Search the data below for the word "base" and copy each line that holds it.

Figure record extracts
--- Begin ---
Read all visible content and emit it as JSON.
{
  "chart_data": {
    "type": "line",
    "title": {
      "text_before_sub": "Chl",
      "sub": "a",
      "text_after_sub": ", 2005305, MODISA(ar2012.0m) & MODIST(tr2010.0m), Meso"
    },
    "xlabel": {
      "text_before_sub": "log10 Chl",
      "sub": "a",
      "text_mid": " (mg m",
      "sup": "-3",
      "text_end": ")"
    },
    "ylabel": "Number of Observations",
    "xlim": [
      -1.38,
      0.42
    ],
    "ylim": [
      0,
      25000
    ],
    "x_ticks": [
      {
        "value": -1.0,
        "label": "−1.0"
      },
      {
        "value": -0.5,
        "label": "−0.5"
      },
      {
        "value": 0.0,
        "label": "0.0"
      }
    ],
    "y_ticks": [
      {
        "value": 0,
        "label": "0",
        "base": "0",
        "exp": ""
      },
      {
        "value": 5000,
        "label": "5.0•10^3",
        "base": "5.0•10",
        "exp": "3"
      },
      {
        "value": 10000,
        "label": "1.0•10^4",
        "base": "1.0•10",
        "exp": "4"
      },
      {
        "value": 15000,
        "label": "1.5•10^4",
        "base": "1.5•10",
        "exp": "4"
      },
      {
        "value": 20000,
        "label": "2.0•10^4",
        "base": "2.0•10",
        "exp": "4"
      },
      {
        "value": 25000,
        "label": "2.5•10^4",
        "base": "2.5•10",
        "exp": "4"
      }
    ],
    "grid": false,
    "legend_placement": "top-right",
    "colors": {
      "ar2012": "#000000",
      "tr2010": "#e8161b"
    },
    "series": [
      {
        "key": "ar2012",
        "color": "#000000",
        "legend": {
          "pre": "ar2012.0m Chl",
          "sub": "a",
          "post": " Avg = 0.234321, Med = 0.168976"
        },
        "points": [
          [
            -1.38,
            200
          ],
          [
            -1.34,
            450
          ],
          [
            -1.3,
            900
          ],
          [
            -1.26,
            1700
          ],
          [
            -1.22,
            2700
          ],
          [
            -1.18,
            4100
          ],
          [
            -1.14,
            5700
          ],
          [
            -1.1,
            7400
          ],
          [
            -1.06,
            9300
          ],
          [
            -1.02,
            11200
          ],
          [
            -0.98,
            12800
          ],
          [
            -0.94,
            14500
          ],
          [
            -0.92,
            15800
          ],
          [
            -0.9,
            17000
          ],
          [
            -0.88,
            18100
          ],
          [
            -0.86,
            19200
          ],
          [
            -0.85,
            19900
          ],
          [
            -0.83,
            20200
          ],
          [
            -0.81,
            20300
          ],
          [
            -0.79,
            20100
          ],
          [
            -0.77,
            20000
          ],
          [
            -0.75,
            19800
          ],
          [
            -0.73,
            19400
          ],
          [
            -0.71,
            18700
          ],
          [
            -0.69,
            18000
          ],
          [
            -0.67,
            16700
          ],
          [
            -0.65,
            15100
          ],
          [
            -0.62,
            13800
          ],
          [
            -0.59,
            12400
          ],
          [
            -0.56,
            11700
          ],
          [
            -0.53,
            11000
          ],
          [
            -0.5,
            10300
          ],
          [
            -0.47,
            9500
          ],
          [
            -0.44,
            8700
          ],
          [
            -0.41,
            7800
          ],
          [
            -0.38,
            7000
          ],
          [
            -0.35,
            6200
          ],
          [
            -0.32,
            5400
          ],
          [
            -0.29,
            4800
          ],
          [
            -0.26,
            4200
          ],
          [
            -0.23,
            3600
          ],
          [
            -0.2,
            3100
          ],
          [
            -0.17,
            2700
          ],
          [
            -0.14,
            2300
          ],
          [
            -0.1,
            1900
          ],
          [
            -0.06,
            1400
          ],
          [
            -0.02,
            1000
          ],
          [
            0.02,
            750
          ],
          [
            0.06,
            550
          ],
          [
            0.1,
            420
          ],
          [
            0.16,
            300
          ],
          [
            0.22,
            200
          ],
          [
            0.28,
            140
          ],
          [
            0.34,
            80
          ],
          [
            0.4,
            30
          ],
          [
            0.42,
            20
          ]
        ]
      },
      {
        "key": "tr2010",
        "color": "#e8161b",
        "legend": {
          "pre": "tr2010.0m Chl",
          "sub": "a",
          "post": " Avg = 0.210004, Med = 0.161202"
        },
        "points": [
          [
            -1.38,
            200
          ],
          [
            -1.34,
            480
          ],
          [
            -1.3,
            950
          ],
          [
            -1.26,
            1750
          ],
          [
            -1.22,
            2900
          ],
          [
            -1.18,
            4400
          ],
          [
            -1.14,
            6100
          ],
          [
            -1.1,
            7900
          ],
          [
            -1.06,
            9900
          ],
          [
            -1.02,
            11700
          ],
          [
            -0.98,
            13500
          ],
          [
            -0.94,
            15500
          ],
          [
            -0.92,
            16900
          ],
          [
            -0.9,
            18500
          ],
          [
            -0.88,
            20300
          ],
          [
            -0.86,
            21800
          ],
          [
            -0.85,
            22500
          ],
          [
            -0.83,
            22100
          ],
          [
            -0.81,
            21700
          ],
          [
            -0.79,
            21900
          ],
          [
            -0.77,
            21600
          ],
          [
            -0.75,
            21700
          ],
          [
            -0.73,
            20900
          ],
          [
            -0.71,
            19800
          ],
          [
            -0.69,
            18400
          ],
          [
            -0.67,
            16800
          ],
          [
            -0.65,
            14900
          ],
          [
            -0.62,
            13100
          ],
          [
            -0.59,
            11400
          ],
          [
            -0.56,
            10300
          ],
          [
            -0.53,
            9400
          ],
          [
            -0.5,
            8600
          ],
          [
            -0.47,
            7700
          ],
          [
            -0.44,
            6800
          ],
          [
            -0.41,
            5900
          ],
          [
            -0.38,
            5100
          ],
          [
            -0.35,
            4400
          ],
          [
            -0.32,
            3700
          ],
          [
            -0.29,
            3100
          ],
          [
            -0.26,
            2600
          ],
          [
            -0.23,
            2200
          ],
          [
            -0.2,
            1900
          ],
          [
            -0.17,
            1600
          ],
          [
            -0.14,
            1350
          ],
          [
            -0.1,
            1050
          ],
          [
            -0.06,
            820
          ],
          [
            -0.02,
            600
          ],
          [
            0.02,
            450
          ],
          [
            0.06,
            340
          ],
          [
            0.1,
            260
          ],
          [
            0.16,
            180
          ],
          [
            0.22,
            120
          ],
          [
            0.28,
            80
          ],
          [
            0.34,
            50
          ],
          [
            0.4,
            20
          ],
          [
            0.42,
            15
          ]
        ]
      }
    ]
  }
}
--- End ---
● **Correct answer**:
        "base": "0",
        "base": "5.0•10",
        "base": "1.0•10",
        "base": "1.5•10",
        "base": "2.0•10",
        "base": "2.5•10",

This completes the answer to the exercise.